# [Exercício proposto]
Na resenha sobre a exposição de Rodrigo Matheus, de que é feita a paisagem nevada dentro da caixa de vidro?

# [Texto extraído]
----------------

Arte
Rodrigo Matheus (Casa Triângulo, São Paulo) – A luz fria dos escritórios dá o tom da exposição do artista paulistano, cujo trabalho investiga o circuito paranóico embutido em mobiliários de repartições e em equipamentos de segurança. Sob um emaranhado de luzes fluorescentes aparece um aquário feito de vidro fosco, sugerindo que os peixes tropicais – vivos – se encontram dentro de um bloco de gelo. Na parede, um armário espreita com seu cinza-chumbo – o que, no contexto de uma galeria, chega a ser assustador. A mesma operação de ressignificar objetos cotidianos aparece na tevê de tela branca do mezanino, lançando seus raios catódicos para diplomas também em branco, à frente. Para quebrar o clima gélido, o humor irrompe na caixa de vidro com uma paisagem nevada, feita de isopor. Enquanto o ventilador lança as bolinhas brancas para os lados, o visitante sente um inesperado aroma floral. Não perca. (Ivan Claudio)

----------------

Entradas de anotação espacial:
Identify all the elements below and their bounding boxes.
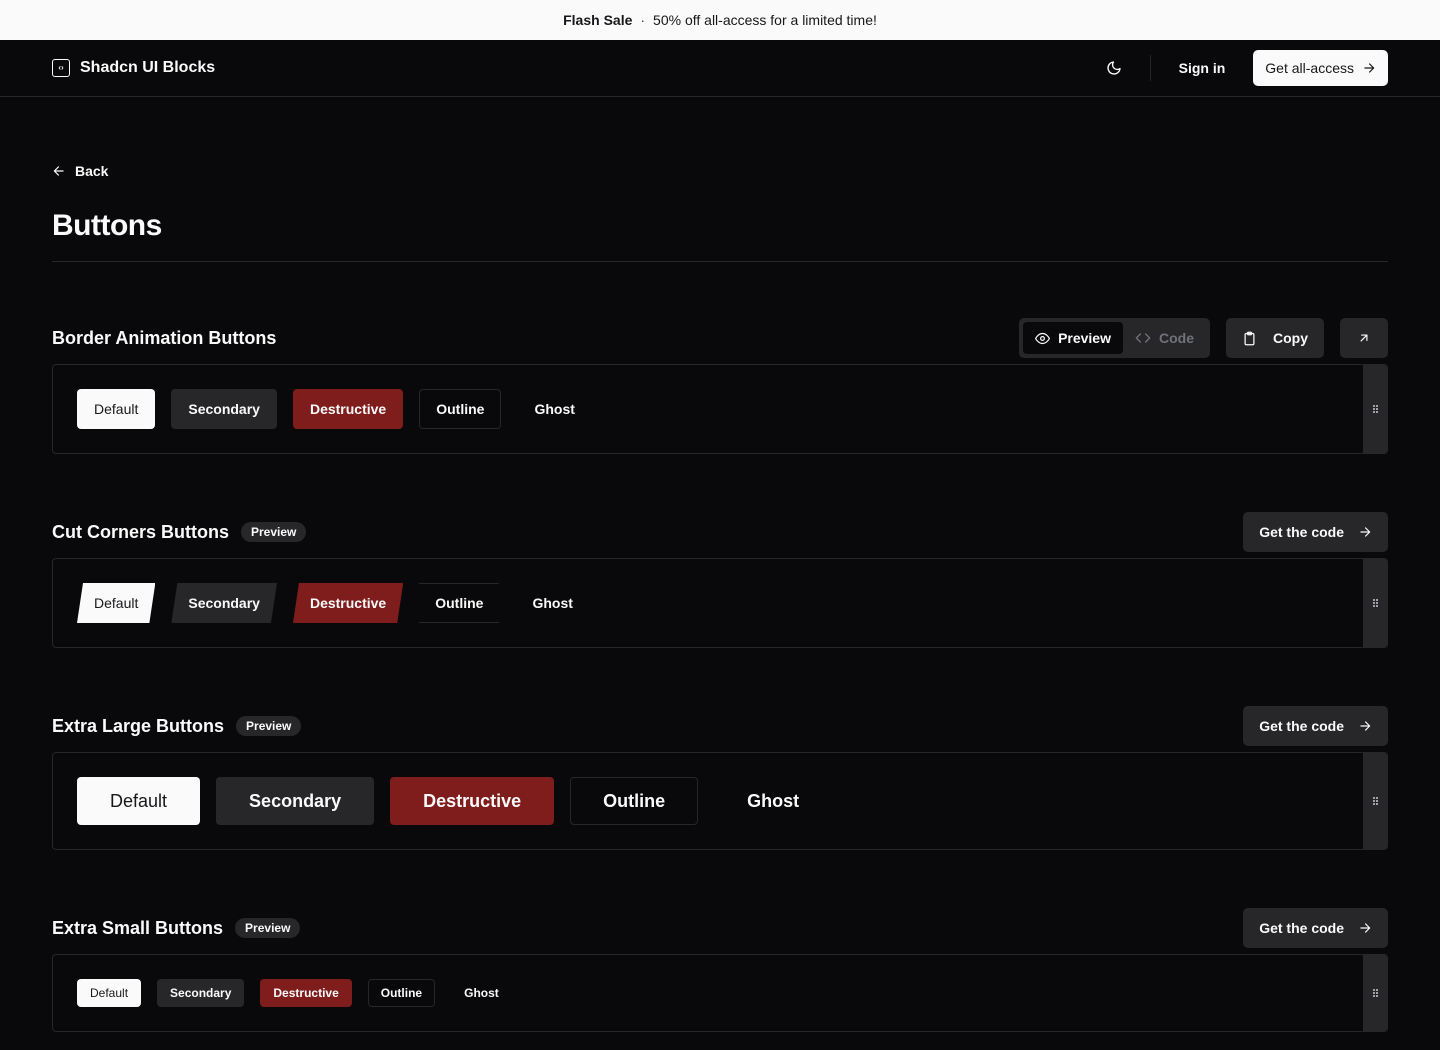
resize-handle[interactable]: [1363, 955, 1387, 1031]
title-divider: [52, 261, 1388, 262]
section-cut-corners: Cut Corners Buttons Preview Get the code…: [52, 512, 1388, 648]
clipboard-icon: [1244, 331, 1255, 345]
destructive-button[interactable]: Destructive: [292, 389, 404, 429]
arrow-up-right-icon: [1360, 334, 1368, 342]
page-title: Buttons: [52, 209, 162, 242]
get-all-access-button[interactable]: Get all-access: [1253, 50, 1388, 86]
outline-button[interactable]: Outline: [419, 583, 499, 623]
secondary-button[interactable]: Secondary: [216, 777, 375, 825]
get-the-code-label: Get the code: [1259, 718, 1344, 734]
nav-divider: [1149, 55, 1151, 81]
back-label: Back: [75, 163, 109, 179]
preview-badge: Preview: [236, 716, 302, 736]
secondary-button[interactable]: Secondary: [171, 583, 277, 623]
grip-vertical-icon: [1372, 405, 1378, 413]
section-title: Cut Corners Buttons: [52, 521, 229, 542]
back-link[interactable]: Back: [52, 163, 108, 179]
resize-handle[interactable]: [1363, 753, 1387, 849]
outline-button[interactable]: Outline: [570, 777, 699, 825]
resize-handle[interactable]: [1363, 365, 1387, 453]
announcement-banner: Flash Sale · 50% off all-access for a li…: [0, 0, 1440, 40]
get-the-code-label: Get the code: [1259, 920, 1344, 936]
section-title: Extra Small Buttons: [52, 917, 224, 938]
ghost-button[interactable]: Ghost: [517, 389, 591, 429]
preview-badge: Preview: [235, 918, 301, 938]
banner-title: Flash Sale: [563, 12, 633, 28]
code-tab[interactable]: Code: [1123, 322, 1206, 354]
copy-button[interactable]: Copy: [1226, 318, 1324, 358]
preview-tab-label: Preview: [1058, 330, 1111, 346]
section-extra-large: Extra Large Buttons Preview Get the code…: [52, 706, 1388, 850]
theme-toggle-button[interactable]: [1096, 50, 1132, 86]
code-tab-label: Code: [1159, 330, 1194, 346]
arrow-right-icon: [1360, 721, 1371, 731]
destructive-button[interactable]: Destructive: [293, 583, 403, 623]
outline-button[interactable]: Outline: [367, 979, 436, 1007]
copy-label: Copy: [1273, 330, 1308, 346]
banner-separator: ·: [640, 12, 646, 28]
destructive-button[interactable]: Destructive: [260, 979, 352, 1007]
arrow-right-icon: [1360, 923, 1371, 933]
arrow-left-icon: [53, 166, 64, 176]
default-button[interactable]: Default: [77, 979, 142, 1007]
get-all-access-label: Get all-access: [1265, 60, 1354, 76]
grip-vertical-icon: [1372, 599, 1378, 607]
default-button[interactable]: Default: [77, 777, 201, 825]
code-icon: [1135, 333, 1151, 343]
get-the-code-button[interactable]: Get the code: [1243, 908, 1388, 948]
brand-link[interactable]: ‹› Shadcn UI Blocks: [52, 59, 215, 77]
default-button[interactable]: Default: [77, 389, 156, 429]
secondary-button[interactable]: Secondary: [171, 389, 277, 429]
code-square-icon: ‹›: [52, 59, 70, 77]
preview-panel: Default Secondary Destructive Outline Gh…: [52, 752, 1388, 850]
preview-badge: Preview: [241, 522, 307, 542]
grip-vertical-icon: [1372, 797, 1378, 805]
preview-tab[interactable]: Preview: [1023, 322, 1123, 354]
section-extra-small: Extra Small Buttons Preview Get the code…: [52, 908, 1388, 1032]
grip-vertical-icon: [1372, 989, 1378, 997]
get-the-code-label: Get the code: [1259, 524, 1344, 540]
ghost-button[interactable]: Ghost: [714, 777, 832, 825]
section-title: Border Animation Buttons: [52, 327, 277, 348]
arrow-right-icon: [1360, 527, 1371, 537]
secondary-button[interactable]: Secondary: [157, 979, 245, 1007]
get-the-code-button[interactable]: Get the code: [1243, 706, 1388, 746]
default-button[interactable]: Default: [77, 583, 155, 623]
banner-text: 50% off all-access for a limited time!: [653, 12, 877, 28]
brand-name: Shadcn UI Blocks: [80, 59, 216, 76]
outline-button[interactable]: Outline: [419, 389, 502, 429]
preview-panel: Default Secondary Destructive Outline Gh…: [52, 558, 1388, 648]
ghost-button[interactable]: Ghost: [451, 979, 512, 1007]
section-border-animation: Border Animation Buttons Preview Code Co…: [52, 318, 1388, 454]
arrow-right-icon: [1364, 63, 1375, 73]
sign-in-link[interactable]: Sign in: [1179, 60, 1226, 76]
resize-handle[interactable]: [1363, 559, 1387, 647]
top-nav: ‹› Shadcn UI Blocks Sign in Get all-acce…: [0, 40, 1440, 97]
view-toggle: Preview Code: [1019, 318, 1210, 358]
open-external-button[interactable]: [1340, 318, 1388, 358]
preview-panel: Default Secondary Destructive Outline Gh…: [52, 954, 1388, 1032]
eye-icon: [1035, 332, 1051, 344]
moon-icon: [1107, 61, 1121, 75]
get-the-code-button[interactable]: Get the code: [1243, 512, 1388, 552]
section-title: Extra Large Buttons: [52, 715, 225, 736]
ghost-button[interactable]: Ghost: [515, 583, 589, 623]
preview-panel: Default Secondary Destructive Outline Gh…: [52, 364, 1388, 454]
destructive-button[interactable]: Destructive: [390, 777, 555, 825]
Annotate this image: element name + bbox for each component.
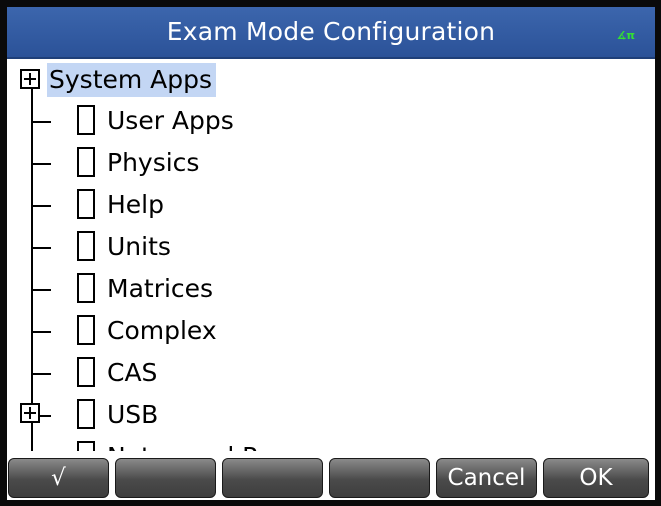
- app-tree: System Apps User Apps Physics Help Units…: [7, 59, 655, 451]
- tree-item-notes-and-programs[interactable]: Notes and Programs: [7, 437, 655, 451]
- tree-item-label[interactable]: Units: [107, 227, 171, 269]
- checkbox[interactable]: [77, 147, 95, 177]
- expand-plus-icon[interactable]: [20, 69, 40, 89]
- window-title: Exam Mode Configuration: [166, 17, 496, 46]
- exam-mode-screen: Exam Mode Configuration ∡π System Apps U…: [0, 0, 661, 506]
- expand-plus-icon[interactable]: [20, 403, 40, 423]
- tree-branch-line: [31, 331, 51, 333]
- tree-item-label[interactable]: Notes and Programs: [107, 437, 361, 451]
- tree-root-system-apps[interactable]: System Apps: [7, 59, 655, 101]
- checkbox[interactable]: [77, 189, 95, 219]
- tree-item-label[interactable]: Complex: [107, 311, 217, 353]
- tree-item-usb[interactable]: USB: [7, 395, 655, 437]
- checkbox[interactable]: [77, 441, 95, 451]
- tree-branch-line: [31, 373, 51, 375]
- tree-branch-line: [31, 289, 51, 291]
- tree-item-user-apps[interactable]: User Apps: [7, 101, 655, 143]
- tree-item-help[interactable]: Help: [7, 185, 655, 227]
- empty-softkey-4[interactable]: [329, 458, 430, 498]
- tree-root-label[interactable]: System Apps: [47, 63, 217, 97]
- tree-branch-line: [31, 121, 51, 123]
- checkbox[interactable]: [77, 399, 95, 429]
- tree-item-label[interactable]: Physics: [107, 143, 199, 185]
- tree-branch-line: [31, 205, 51, 207]
- tree-item-label[interactable]: Matrices: [107, 269, 213, 311]
- title-bar: Exam Mode Configuration ∡π: [7, 7, 655, 59]
- empty-softkey-2[interactable]: [115, 458, 216, 498]
- checkbox[interactable]: [77, 105, 95, 135]
- tree-item-matrices[interactable]: Matrices: [7, 269, 655, 311]
- tree-item-label[interactable]: Help: [107, 185, 164, 227]
- checkbox[interactable]: [77, 273, 95, 303]
- tree-item-label[interactable]: CAS: [107, 353, 157, 395]
- tree-item-complex[interactable]: Complex: [7, 311, 655, 353]
- checkbox[interactable]: [77, 357, 95, 387]
- cancel-softkey[interactable]: Cancel: [436, 458, 537, 498]
- tree-item-physics[interactable]: Physics: [7, 143, 655, 185]
- tree-item-cas[interactable]: CAS: [7, 353, 655, 395]
- tree-item-label[interactable]: USB: [107, 395, 158, 437]
- angle-mode-indicator: ∡π: [616, 29, 635, 42]
- tree-item-label[interactable]: User Apps: [107, 101, 234, 143]
- tree-branch-line: [31, 163, 51, 165]
- empty-softkey-3[interactable]: [222, 458, 323, 498]
- checkbox[interactable]: [77, 315, 95, 345]
- softkey-menu: √ Cancel OK: [7, 456, 655, 500]
- ok-softkey[interactable]: OK: [543, 458, 649, 498]
- check-softkey[interactable]: √: [8, 458, 109, 498]
- checkbox[interactable]: [77, 231, 95, 261]
- tree-item-units[interactable]: Units: [7, 227, 655, 269]
- tree-branch-line: [31, 247, 51, 249]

----------------

# [Resposta do exercício]
De isopor.